Exercise —
Collect each line of the entries that holds the string "questo".

Records supplied —

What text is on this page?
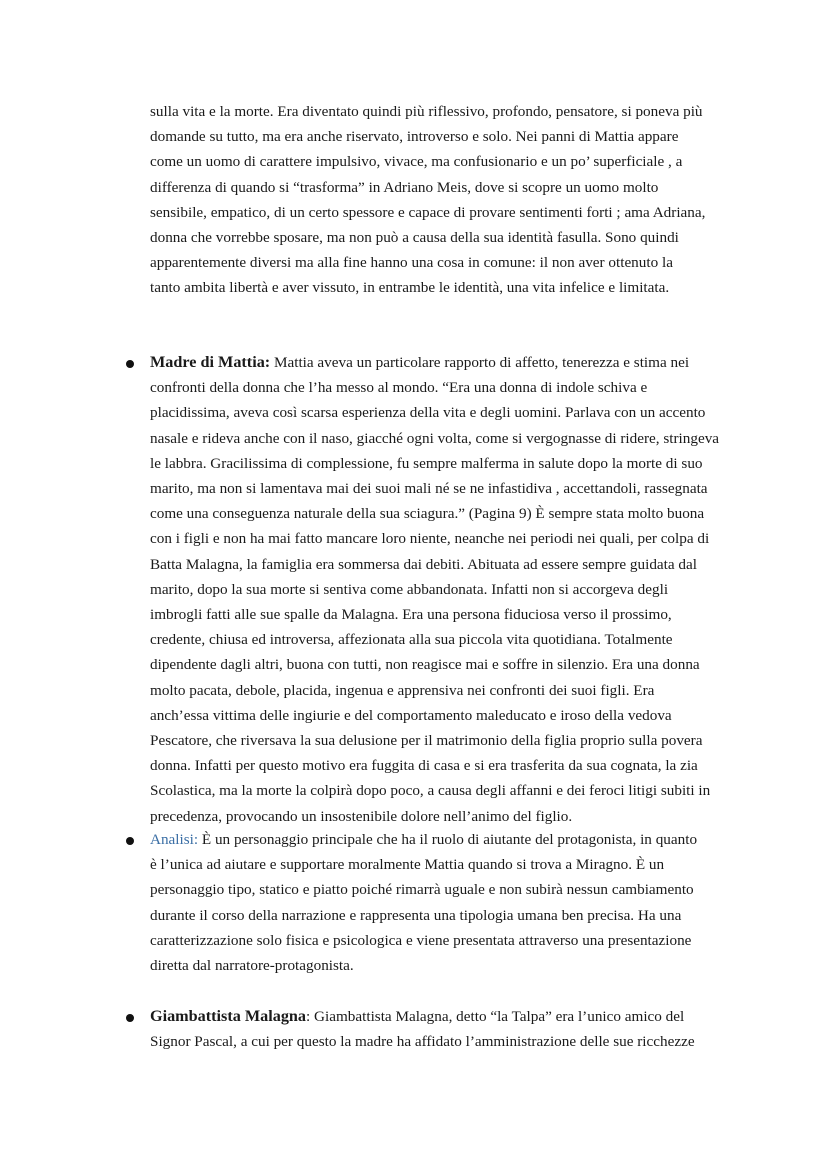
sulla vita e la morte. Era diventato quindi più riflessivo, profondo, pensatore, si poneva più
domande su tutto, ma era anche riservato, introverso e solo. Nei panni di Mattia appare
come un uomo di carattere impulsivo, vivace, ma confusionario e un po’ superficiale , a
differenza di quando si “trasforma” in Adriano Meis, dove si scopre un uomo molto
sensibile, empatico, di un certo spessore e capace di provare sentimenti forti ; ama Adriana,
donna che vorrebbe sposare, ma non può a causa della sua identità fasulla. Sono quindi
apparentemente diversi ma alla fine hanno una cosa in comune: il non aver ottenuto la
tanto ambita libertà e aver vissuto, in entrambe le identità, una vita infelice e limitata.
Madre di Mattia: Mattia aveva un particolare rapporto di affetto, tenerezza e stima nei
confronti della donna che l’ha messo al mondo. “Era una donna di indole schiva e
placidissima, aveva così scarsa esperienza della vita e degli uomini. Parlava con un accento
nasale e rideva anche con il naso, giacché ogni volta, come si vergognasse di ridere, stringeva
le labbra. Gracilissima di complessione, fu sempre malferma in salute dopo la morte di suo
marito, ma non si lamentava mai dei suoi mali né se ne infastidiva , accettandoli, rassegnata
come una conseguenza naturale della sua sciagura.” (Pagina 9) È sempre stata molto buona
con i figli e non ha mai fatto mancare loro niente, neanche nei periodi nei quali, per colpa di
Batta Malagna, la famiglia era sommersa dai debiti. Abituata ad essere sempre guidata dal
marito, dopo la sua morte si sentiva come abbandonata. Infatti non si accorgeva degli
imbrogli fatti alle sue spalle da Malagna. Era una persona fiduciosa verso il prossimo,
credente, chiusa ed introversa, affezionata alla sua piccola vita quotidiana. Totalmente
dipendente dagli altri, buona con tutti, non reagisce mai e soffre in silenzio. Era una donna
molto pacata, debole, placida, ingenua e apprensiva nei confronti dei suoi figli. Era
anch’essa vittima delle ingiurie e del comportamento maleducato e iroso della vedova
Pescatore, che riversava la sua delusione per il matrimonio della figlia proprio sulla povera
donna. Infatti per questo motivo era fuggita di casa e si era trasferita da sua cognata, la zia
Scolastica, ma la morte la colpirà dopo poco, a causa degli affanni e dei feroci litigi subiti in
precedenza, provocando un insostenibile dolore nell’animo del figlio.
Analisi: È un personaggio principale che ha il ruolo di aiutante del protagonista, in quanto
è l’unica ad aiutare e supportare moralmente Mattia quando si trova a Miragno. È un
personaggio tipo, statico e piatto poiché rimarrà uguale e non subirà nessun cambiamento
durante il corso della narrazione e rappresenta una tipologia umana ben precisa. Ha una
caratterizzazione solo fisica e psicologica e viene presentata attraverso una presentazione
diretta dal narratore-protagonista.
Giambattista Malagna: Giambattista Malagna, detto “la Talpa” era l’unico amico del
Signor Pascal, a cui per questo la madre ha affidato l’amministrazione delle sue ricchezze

Written answer —
donna. Infatti per questo motivo era fuggita di casa e si era trasferita da sua cognata, la zia
Signor Pascal, a cui per questo la madre ha affidato l’amministrazione delle sue ricchezze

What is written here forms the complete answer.